::: Data provided
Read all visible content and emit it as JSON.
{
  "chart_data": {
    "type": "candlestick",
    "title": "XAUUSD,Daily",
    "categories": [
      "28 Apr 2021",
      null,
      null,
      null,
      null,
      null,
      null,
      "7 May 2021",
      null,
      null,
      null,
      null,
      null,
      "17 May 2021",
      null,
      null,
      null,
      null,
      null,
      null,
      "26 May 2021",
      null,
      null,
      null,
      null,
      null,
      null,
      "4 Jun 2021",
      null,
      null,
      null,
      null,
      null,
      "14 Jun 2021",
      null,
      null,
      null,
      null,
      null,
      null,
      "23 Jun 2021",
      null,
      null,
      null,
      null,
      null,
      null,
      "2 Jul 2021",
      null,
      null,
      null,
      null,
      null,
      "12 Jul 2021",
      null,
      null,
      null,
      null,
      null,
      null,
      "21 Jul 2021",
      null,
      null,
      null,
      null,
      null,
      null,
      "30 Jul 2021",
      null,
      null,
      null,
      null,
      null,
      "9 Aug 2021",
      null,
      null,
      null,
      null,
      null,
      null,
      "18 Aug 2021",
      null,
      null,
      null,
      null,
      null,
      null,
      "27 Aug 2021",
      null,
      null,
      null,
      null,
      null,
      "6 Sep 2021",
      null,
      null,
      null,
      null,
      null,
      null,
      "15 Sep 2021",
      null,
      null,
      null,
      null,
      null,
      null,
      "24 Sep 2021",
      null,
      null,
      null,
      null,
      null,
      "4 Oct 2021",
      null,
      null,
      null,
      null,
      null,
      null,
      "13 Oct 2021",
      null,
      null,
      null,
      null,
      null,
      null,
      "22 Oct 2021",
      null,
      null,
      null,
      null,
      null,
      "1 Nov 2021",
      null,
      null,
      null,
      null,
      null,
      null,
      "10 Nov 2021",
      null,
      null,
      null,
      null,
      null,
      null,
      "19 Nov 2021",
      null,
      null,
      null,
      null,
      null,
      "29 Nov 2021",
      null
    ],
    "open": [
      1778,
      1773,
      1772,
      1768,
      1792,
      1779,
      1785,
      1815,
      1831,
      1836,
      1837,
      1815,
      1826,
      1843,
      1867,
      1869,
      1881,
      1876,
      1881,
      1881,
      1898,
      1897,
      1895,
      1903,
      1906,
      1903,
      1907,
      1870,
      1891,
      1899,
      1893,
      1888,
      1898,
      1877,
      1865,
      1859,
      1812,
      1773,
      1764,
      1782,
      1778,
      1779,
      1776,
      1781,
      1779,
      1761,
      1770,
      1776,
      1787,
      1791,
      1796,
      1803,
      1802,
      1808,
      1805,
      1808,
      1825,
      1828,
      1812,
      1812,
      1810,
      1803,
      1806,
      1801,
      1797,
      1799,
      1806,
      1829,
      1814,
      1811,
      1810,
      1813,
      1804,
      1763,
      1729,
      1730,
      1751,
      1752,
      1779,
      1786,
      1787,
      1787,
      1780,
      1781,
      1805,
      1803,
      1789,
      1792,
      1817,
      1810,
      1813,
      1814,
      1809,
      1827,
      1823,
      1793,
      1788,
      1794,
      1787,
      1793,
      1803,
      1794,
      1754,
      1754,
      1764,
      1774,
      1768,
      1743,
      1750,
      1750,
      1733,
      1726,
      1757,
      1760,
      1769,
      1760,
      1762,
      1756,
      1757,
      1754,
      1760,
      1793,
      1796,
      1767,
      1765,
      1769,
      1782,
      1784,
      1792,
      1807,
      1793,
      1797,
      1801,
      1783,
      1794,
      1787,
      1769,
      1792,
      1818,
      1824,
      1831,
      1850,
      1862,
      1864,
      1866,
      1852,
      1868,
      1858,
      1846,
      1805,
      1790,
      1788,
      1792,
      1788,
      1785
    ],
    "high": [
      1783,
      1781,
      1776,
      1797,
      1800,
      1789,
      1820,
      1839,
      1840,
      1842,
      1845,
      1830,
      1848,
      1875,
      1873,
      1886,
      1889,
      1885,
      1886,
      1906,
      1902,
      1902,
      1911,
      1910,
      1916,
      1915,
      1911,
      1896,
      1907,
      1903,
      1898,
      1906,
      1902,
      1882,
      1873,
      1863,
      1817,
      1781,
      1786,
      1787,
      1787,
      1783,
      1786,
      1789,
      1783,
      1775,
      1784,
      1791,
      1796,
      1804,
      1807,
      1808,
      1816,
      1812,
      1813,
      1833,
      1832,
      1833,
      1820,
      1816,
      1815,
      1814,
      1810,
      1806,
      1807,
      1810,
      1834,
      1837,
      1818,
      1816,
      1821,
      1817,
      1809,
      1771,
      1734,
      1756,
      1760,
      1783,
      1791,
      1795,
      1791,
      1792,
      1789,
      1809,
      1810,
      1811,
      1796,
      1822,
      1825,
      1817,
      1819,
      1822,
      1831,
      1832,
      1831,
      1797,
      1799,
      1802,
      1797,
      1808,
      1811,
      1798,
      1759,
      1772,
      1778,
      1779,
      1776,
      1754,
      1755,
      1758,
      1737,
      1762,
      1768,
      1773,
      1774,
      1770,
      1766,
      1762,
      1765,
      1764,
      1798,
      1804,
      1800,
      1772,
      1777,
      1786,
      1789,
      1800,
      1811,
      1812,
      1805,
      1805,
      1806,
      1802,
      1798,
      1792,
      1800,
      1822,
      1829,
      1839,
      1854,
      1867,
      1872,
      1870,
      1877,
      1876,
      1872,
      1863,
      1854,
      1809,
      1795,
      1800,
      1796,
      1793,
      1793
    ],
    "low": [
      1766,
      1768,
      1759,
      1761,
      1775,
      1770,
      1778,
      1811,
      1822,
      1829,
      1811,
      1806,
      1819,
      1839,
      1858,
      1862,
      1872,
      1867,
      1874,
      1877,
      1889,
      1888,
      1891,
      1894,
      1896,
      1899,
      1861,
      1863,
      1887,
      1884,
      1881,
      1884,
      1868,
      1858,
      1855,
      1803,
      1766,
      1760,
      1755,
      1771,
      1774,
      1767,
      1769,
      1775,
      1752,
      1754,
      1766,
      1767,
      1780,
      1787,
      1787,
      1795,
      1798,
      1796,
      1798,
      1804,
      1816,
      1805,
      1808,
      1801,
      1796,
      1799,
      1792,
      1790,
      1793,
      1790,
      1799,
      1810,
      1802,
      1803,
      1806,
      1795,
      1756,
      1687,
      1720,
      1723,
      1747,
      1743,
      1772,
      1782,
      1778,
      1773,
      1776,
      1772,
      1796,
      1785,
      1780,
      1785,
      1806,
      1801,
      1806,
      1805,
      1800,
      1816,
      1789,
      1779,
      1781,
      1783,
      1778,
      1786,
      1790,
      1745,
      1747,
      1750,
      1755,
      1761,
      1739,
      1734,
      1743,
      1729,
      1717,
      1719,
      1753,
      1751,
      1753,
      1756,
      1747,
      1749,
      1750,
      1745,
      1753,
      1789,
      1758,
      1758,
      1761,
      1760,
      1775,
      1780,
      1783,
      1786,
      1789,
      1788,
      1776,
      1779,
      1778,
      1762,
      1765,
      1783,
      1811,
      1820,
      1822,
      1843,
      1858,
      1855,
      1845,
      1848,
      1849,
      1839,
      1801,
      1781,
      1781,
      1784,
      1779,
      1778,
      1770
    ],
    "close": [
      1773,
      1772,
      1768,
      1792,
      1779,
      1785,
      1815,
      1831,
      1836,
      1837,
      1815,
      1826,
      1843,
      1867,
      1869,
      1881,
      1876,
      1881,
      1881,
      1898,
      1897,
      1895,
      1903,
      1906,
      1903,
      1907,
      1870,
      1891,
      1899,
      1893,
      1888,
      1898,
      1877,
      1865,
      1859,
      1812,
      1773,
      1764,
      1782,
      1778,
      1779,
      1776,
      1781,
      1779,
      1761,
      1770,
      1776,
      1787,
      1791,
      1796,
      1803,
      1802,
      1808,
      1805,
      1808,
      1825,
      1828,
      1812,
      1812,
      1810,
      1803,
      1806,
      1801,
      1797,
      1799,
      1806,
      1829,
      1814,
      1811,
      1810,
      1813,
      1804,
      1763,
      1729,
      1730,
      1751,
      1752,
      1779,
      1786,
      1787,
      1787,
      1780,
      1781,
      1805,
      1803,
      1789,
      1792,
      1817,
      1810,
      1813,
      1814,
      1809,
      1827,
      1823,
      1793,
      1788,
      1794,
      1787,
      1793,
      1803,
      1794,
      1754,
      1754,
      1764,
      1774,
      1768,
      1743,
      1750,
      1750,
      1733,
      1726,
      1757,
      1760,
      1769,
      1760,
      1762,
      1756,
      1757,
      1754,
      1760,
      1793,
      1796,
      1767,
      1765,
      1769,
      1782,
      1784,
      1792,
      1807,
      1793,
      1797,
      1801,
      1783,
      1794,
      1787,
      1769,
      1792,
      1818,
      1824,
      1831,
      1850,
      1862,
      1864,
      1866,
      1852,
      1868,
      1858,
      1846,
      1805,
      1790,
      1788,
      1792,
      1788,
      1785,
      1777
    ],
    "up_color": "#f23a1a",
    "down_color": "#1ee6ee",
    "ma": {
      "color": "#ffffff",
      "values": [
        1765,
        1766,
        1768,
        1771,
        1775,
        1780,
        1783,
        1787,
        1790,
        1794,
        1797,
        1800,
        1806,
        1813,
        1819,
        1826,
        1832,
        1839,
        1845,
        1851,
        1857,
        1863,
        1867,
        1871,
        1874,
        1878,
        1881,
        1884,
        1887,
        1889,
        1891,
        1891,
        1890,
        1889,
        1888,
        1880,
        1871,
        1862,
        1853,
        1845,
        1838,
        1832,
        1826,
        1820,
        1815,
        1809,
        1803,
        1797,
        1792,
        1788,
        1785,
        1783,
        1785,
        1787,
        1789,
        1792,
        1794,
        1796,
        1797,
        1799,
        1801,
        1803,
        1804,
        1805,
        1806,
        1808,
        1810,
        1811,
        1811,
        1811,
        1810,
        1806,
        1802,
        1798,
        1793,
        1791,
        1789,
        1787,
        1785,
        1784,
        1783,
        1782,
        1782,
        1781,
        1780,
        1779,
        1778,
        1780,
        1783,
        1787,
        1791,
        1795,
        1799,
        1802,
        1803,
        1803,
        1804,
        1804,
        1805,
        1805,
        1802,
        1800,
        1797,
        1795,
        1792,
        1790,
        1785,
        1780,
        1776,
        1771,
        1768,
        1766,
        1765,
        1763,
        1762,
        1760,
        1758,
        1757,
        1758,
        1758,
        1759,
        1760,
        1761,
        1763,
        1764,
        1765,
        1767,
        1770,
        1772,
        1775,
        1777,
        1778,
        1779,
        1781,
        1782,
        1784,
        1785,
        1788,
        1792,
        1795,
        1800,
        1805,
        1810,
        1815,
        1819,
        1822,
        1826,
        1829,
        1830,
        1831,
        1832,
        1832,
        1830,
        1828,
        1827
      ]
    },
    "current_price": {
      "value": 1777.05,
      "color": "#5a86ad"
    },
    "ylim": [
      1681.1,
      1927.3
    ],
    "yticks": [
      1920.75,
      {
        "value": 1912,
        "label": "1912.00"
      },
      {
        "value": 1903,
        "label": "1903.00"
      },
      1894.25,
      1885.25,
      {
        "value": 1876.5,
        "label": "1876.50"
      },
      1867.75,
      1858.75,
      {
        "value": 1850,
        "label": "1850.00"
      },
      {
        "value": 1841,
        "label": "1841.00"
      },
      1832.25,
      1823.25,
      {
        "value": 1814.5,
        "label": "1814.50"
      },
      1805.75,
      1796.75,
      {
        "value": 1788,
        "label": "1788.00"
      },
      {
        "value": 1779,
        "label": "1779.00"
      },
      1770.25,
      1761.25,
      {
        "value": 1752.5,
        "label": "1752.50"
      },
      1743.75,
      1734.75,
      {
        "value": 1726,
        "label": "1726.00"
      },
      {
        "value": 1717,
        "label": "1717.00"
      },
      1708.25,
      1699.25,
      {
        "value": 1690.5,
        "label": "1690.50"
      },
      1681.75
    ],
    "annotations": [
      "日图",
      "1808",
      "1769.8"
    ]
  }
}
::::::
§ **What is expected**:
From the entries above, list each line with "label" in it.

§ **Output**:
        "label": "1912.00"
        "label": "1903.00"
        "label": "1876.50"
        "label": "1850.00"
        "label": "1841.00"
        "label": "1814.50"
        "label": "1788.00"
        "label": "1779.00"
        "label": "1752.50"
        "label": "1726.00"
        "label": "1717.00"
        "label": "1690.50"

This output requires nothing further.